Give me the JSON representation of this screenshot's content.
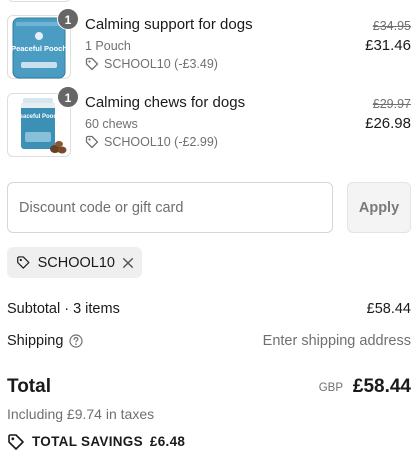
{
  "line_items": [
    {
      "quantity": "1",
      "title": "Calming support for dogs",
      "variant": "1 Pouch",
      "discount": "SCHOOL10 (-£3.49)",
      "original_price": "£34.95",
      "price": "£31.46",
      "product_label": "Peaceful Pooch"
    },
    {
      "quantity": "1",
      "title": "Calming chews for dogs",
      "variant": "60 chews",
      "discount": "SCHOOL10 (-£2.99)",
      "original_price": "£29.97",
      "price": "£26.98",
      "product_label": "Peaceful Pooch"
    }
  ],
  "discount_form": {
    "placeholder": "Discount code or gift card",
    "apply_label": "Apply"
  },
  "applied_code": "SCHOOL10",
  "summary": {
    "subtotal_label": "Subtotal · 3 items",
    "subtotal_value": "£58.44",
    "shipping_label": "Shipping",
    "shipping_value": "Enter shipping address",
    "total_label": "Total",
    "currency": "GBP",
    "total_value": "£58.44",
    "taxes_note": "Including £9.74 in taxes",
    "savings_label": "TOTAL SAVINGS",
    "savings_value": "£6.48"
  },
  "colors": {
    "badge": "#666666",
    "muted_text": "#707070",
    "pouch_teal": "#3c8fb5",
    "chip_bg": "#efefef"
  }
}
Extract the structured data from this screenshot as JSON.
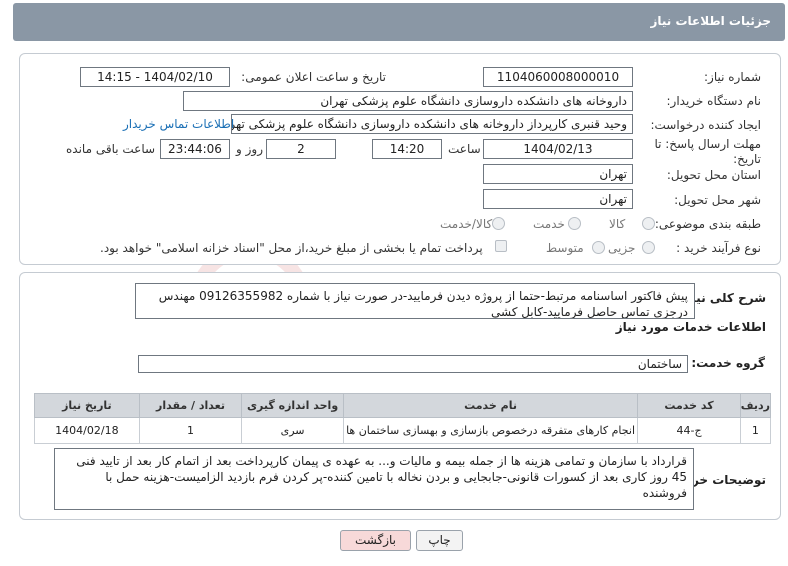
{
  "header": {
    "title": "جزئیات اطلاعات نیاز"
  },
  "need": {
    "number_label": "شماره نیاز:",
    "number_value": "1104060008000010",
    "announce_label": "تاریخ و ساعت اعلان عمومی:",
    "announce_value": "1404/02/10 - 14:15",
    "buyer_label": "نام دستگاه خریدار:",
    "buyer_value": "داروخانه های دانشکده داروسازی دانشگاه علوم پزشکی تهران",
    "creator_label": "ایجاد کننده درخواست:",
    "creator_value": "وحید قنبری کارپرداز داروخانه های دانشکده داروسازی دانشگاه علوم پزشکی تهران",
    "contact_link": "اطلاعات تماس خریدار",
    "deadline_label": "مهلت ارسال پاسخ: تا تاریخ:",
    "deadline_date": "1404/02/13",
    "time_label": "ساعت",
    "deadline_time": "14:20",
    "days_value": "2",
    "days_label": "روز و",
    "remaining_time": "23:44:06",
    "remaining_label": "ساعت باقی مانده",
    "province_label": "استان محل تحویل:",
    "province_value": "تهران",
    "city_label": "شهر محل تحویل:",
    "city_value": "تهران",
    "category_label": "طبقه بندی موضوعی:",
    "category_options": [
      "کالا",
      "خدمت",
      "کالا/خدمت"
    ],
    "process_label": "نوع فرآیند خرید :",
    "process_options": [
      "جزیی",
      "متوسط"
    ],
    "payment_note": "پرداخت تمام یا بخشی از مبلغ خرید،از محل \"اسناد خزانه اسلامی\" خواهد بود."
  },
  "description": {
    "label": "شرح کلی نیاز:",
    "text": "پیش فاکتور اساسنامه مرتبط-حتما از پروژه دیدن فرمایید-در صورت نیاز با شماره 09126355982 مهندس درجزی تماس حاصل فرمایید-کابل کشی"
  },
  "services": {
    "section_title": "اطلاعات خدمات مورد نیاز",
    "group_label": "گروه خدمت:",
    "group_value": "ساختمان",
    "columns": [
      "ردیف",
      "کد خدمت",
      "نام خدمت",
      "واحد اندازه گیری",
      "تعداد / مقدار",
      "تاریخ نیاز"
    ],
    "rows": [
      [
        "1",
        "ج-44",
        "انجام کارهای متفرقه درخصوص بازسازی و بهسازی ساختمان ها",
        "سری",
        "1",
        "1404/02/18"
      ]
    ]
  },
  "buyer_notes": {
    "label": "توضیحات خریدار:",
    "text": "قرارداد با سازمان و تمامی هزینه ها از جمله بیمه و مالیات و... به عهده ی پیمان کارپرداخت بعد از اتمام کار بعد از تایید فنی 45 روز کاری بعد از کسورات قانونی-جابجایی و بردن نخاله با تامین کننده-پر کردن فرم بازدید الزامیست-هزینه حمل با فروشنده"
  },
  "buttons": {
    "print": "چاپ",
    "back": "بازگشت"
  },
  "watermark": {
    "text": "AriaTender.neT"
  }
}
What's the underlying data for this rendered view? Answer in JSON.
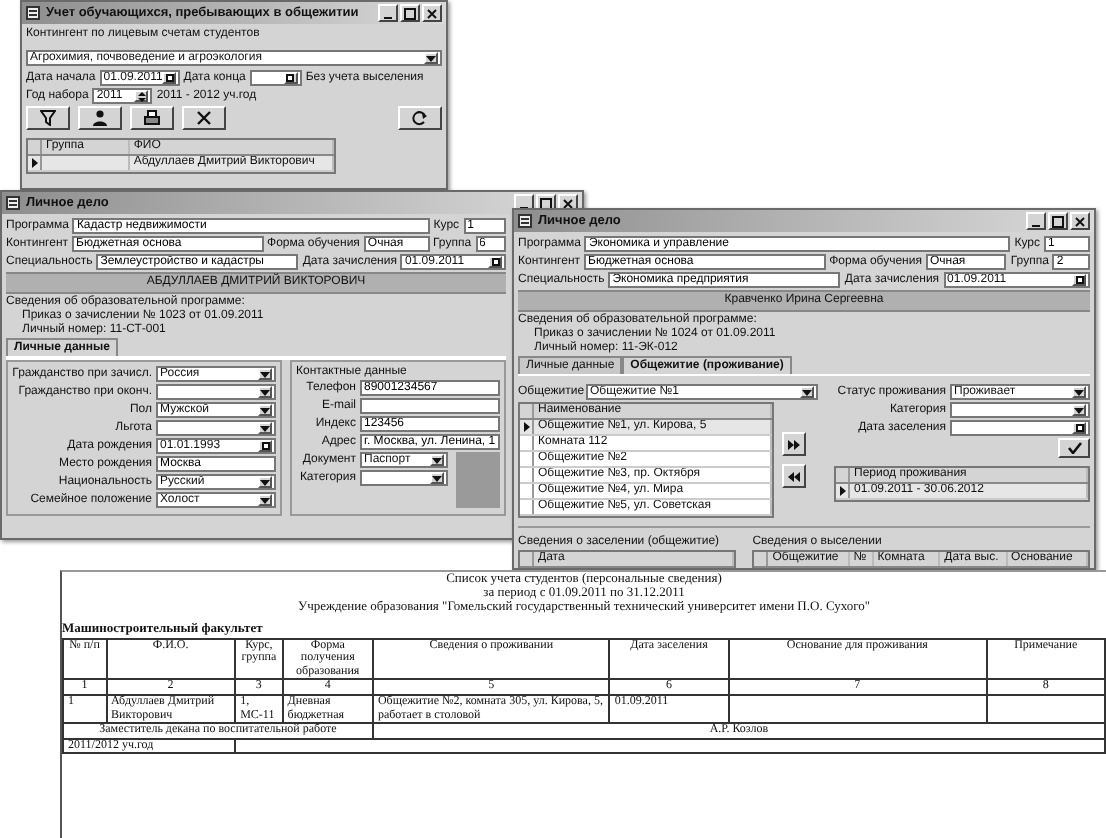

────────

Your answer should be a single number: the count of lines that contain "تاریخ".

#### [EXERCISE RESULT]
3